WRITTEN TASK: Find the lines holding the string "have" in the data, then copy all of them.

MATERIAL PROVIDED:
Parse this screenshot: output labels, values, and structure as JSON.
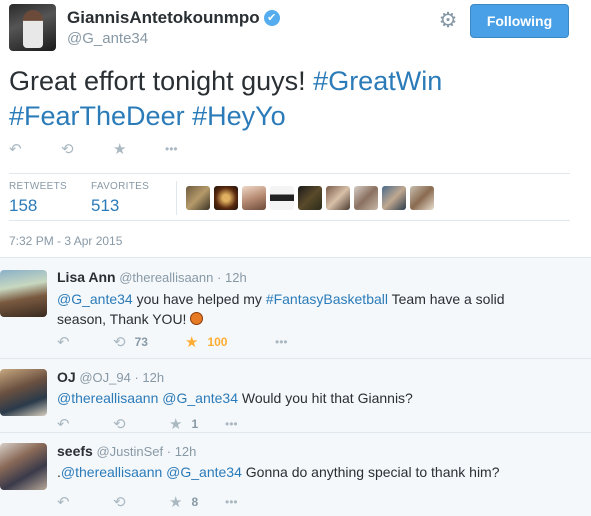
{
  "header": {
    "display_name": "GiannisAntetokounmpo",
    "verified_glyph": "✔",
    "handle": "@G_ante34",
    "follow_label": "Following",
    "settings_icon": "gear-icon"
  },
  "tweet": {
    "text_plain": "Great effort tonight guys! ",
    "hashtags": [
      "#GreatWin",
      "#FearTheDeer",
      "#HeyYo"
    ],
    "timestamp": "7:32 PM - 3 Apr 2015"
  },
  "stats": {
    "retweets_label": "RETWEETS",
    "retweets_value": "158",
    "favorites_label": "FAVORITES",
    "favorites_value": "513"
  },
  "icons": {
    "reply": "↶",
    "retweet": "⟲",
    "favorite": "★",
    "more": "•••"
  },
  "colors": {
    "link": "#2b7bb9",
    "follow_button": "#4aa0e6",
    "favorite_active": "#ffac33"
  },
  "replies": [
    {
      "name": "Lisa Ann",
      "handle": "@thereallisaann",
      "dot": "·",
      "time": "12h",
      "mention": "@G_ante34",
      "text_a": " you have helped my ",
      "hashtag": "#FantasyBasketball",
      "text_b": " Team have a solid season, Thank YOU!",
      "retweets": "73",
      "favorites": "100"
    },
    {
      "name": "OJ",
      "handle": "@OJ_94",
      "dot": "·",
      "time": "12h",
      "mention1": "@thereallisaann",
      "mention2": "@G_ante34",
      "text": " Would you hit that Giannis?",
      "favorites": "1"
    },
    {
      "name": "seefs",
      "handle": "@JustinSef",
      "dot": "·",
      "time": "12h",
      "prefix": ".",
      "mention1": "@thereallisaann",
      "mention2": "@G_ante34",
      "text": " Gonna do anything special to thank him?",
      "favorites": "8"
    }
  ]
}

SOLVED EXERCISE:
      "text_a": " you have helped my ",
      "text_b": " Team have a solid season, Thank YOU!",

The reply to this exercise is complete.